§ SELECTED PASSAGE:
-*-*-

Assets started to recover quite quickly after the crisis — within a year or so after the equity market bottom in March 2009. That was after it became apparent that aggregate hedge fund performance had not in fact been all that bad during the crisis — not when you considered that global equity markets had plummeted 30 − 40%, more than twice as much as hedge funds on average had fallen. Moreover, while the dispersion in returns across the industry had been enormous during the crisis, many individual funds had indeed continued to deliver positive returns in 2008 — on some measures up to around 20% — 25% of those trading at the time.

Those who made profits during the period included some huge gains from managers who had called the credit crunch correctly; from some big macro funds; and across the board from CTAs — who once again reaffirmed their non-correlation with average gains of 15 — 20% in 2008, with many of them up considerably more. As the dust settled on the crisis, and investors began to take these sorts of facts on board, asset levels began to recover — as they continued to do steadily year after year since 2010. Both the HFR and HFI databases now show global assets surpassing previous peaks and reaching record highs around the $3 trillion level, including a rising proportion in onshore structures like UCITS and 40 Act funds.

-*-*-

§ RAW DATA:
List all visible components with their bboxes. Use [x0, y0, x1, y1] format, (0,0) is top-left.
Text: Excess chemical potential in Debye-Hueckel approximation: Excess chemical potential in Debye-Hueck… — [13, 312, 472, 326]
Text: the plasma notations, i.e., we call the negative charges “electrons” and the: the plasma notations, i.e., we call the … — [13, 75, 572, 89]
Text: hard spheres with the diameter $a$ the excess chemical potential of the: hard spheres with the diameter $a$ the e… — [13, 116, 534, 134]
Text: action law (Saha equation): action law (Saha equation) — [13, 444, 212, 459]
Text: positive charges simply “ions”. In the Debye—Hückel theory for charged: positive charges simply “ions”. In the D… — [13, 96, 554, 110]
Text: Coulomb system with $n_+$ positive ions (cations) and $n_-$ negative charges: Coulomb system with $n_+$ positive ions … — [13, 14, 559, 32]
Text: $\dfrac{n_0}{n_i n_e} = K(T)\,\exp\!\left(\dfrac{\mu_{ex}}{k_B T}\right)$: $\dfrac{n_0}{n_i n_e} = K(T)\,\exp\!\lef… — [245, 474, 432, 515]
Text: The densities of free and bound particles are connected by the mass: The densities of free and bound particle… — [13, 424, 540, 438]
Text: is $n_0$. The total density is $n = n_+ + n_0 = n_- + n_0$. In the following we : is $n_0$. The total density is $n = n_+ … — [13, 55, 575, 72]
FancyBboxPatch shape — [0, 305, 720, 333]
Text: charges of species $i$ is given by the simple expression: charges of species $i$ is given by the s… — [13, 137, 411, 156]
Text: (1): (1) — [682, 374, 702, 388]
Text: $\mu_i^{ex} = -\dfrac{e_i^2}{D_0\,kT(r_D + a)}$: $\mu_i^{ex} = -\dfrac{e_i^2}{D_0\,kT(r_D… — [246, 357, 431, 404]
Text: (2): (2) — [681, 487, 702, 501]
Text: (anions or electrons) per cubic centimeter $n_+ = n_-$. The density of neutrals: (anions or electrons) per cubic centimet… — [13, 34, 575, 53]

-*-*-

§ TO DO:
1. Answer these questions from the passage on hedge fund assets after the crisis.
(a) How soon after the March 2009 equity market bottom did assets start to recover?
(b) By how much did global equity markets fall during the crisis?
(c) What average gains did CTAs post in 2008?
2. Write the next part of the passage on hedge fund assets after the crisis, picking up after its final sentence.

§ ANSWERS BY TASK:
1.
(a) Within a year or so.
(b) 30–40%.
(c) 15–20%.

2.
Increased regulation

Yet the image of the industry — as indeed of the whole financial sector — took a battering during the crisis. With governments (and their taxpayers) in the major economies being asked to borrow hundreds of billions to bail out the banks, it provoked widespread hostility to the financial sector as a whole. If anything, the fact that some hedge funds had correctly diagnosed the mounting problems in the financial sector only seemed to attract greater opprobrium.

Other key facts — such as the reality that hedge funds had not caused the crisis, or that many of them were badly impacted by it — and had never received a penny of bail-out money — were very difficult to get across to the press, the public and the politicians. In such a hostile atmosphere, it was inevitable that pressure would mount on politicians for ‘something to be done’ to address what had caused the crisis — and prevent it from happening again.

Thus, it was critically important that AIMA was there — with a long record of encouraging good standards in the industry — to fight the industry’s corner, and to prevent the results from being too negative, and perhaps even destroying the industry.  Extremely effective campaigns were waged on a variety of fronts particularly in Europe and the US. The world changed in 2008/9, and with it, AIMA changed too. Following the crisis, the Association built new structures and brought in new people to address the challenges posed by the crisis and the regulatory reforms that followed. Amid a spirit of constructive and proactive engagement, AIMA and the industry achieved significant amendments to proposals that could have threatened the industry’s very existence.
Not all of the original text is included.